▶ Excerpted records
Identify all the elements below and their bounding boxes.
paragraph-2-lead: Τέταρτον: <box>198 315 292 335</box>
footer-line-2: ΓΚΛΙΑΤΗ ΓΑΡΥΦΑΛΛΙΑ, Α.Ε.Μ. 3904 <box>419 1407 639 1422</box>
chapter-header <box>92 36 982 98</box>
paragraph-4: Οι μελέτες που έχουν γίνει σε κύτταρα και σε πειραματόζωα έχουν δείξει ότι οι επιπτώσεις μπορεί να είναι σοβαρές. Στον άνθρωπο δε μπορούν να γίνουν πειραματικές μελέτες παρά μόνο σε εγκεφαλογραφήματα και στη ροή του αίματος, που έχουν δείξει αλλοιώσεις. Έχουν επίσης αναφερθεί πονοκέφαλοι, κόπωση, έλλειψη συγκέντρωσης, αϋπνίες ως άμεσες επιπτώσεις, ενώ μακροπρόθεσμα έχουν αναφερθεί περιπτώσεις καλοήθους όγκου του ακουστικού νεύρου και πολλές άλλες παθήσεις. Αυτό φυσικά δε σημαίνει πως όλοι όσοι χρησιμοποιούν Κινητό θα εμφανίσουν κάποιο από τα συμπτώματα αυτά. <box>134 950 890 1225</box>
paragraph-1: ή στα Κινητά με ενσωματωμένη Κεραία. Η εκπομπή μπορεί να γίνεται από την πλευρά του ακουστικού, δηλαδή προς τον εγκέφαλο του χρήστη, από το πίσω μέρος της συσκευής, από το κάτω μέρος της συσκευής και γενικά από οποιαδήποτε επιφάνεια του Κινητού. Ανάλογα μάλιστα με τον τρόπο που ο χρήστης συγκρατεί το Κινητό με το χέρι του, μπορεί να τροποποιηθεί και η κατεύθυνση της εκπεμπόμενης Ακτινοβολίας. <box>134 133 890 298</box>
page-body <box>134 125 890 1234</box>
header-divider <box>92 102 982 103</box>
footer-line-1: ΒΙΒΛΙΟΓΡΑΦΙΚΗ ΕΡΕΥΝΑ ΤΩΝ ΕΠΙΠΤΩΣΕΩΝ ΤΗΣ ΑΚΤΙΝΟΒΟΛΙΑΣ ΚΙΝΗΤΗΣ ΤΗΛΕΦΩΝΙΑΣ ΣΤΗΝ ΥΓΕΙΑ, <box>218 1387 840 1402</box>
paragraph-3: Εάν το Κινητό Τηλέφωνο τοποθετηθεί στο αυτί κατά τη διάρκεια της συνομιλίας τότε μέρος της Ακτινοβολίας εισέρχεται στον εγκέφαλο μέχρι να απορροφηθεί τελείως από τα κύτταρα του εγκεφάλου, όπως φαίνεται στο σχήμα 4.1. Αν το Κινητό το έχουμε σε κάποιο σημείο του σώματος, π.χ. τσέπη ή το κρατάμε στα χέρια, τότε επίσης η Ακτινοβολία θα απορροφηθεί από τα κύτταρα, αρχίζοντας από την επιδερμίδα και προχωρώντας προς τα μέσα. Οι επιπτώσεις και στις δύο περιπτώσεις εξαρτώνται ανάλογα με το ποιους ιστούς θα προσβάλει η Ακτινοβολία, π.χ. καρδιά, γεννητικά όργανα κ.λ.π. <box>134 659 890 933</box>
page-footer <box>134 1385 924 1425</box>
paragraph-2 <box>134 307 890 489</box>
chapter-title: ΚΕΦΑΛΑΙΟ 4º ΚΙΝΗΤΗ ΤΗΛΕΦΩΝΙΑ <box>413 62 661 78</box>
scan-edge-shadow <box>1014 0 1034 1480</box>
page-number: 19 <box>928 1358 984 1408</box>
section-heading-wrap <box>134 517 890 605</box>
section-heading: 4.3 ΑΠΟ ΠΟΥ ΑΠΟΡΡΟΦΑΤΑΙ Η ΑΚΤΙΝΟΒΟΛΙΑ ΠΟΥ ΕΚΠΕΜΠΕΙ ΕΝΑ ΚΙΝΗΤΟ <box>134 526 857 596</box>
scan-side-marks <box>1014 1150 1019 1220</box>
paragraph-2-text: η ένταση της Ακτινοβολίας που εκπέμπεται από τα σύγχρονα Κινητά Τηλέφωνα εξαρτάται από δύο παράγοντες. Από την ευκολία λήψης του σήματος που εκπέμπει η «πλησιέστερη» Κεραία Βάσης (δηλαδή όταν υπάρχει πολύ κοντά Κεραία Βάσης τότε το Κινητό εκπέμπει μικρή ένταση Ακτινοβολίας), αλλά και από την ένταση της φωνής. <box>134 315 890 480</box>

▶ Task description
Reproduce the material from its first line down to and including the line containing "chapter-header <box>92 36 982 98</box>".

▶ Response to the task
Identify all the elements below and their bounding boxes.
paragraph-2-lead: Τέταρτον: <box>198 315 292 335</box>
footer-line-2: ΓΚΛΙΑΤΗ ΓΑΡΥΦΑΛΛΙΑ, Α.Ε.Μ. 3904 <box>419 1407 639 1422</box>
chapter-header <box>92 36 982 98</box>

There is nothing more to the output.